──────── LISTED ENTRIES

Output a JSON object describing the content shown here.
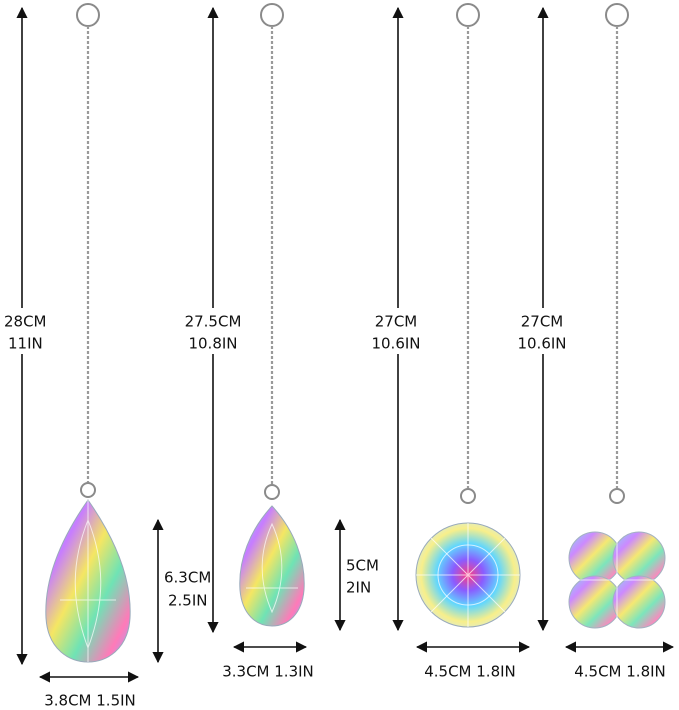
{
  "items": [
    {
      "length_cm": "28CM",
      "length_in": "11IN",
      "height_cm": "6.3CM",
      "height_in": "2.5IN",
      "width": "3.8CM 1.5IN"
    },
    {
      "length_cm": "27.5CM",
      "length_in": "10.8IN",
      "height_cm": "5CM",
      "height_in": "2IN",
      "width": "3.3CM 1.3IN"
    },
    {
      "length_cm": "27CM",
      "length_in": "10.6IN",
      "width": "4.5CM 1.8IN"
    },
    {
      "length_cm": "27CM",
      "length_in": "10.6IN",
      "width": "4.5CM 1.8IN"
    }
  ]
}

────────────────

> [THE TASK]
Return the records exactly. Don't carry the pictures over.

> [ANSWER TO THE EXERCISE]
Output a JSON object describing the content shown here.
{
  "items": [
    {
      "length_cm": "28CM",
      "length_in": "11IN",
      "height_cm": "6.3CM",
      "height_in": "2.5IN",
      "width": "3.8CM 1.5IN"
    },
    {
      "length_cm": "27.5CM",
      "length_in": "10.8IN",
      "height_cm": "5CM",
      "height_in": "2IN",
      "width": "3.3CM 1.3IN"
    },
    {
      "length_cm": "27CM",
      "length_in": "10.6IN",
      "width": "4.5CM 1.8IN"
    },
    {
      "length_cm": "27CM",
      "length_in": "10.6IN",
      "width": "4.5CM 1.8IN"
    }
  ]
}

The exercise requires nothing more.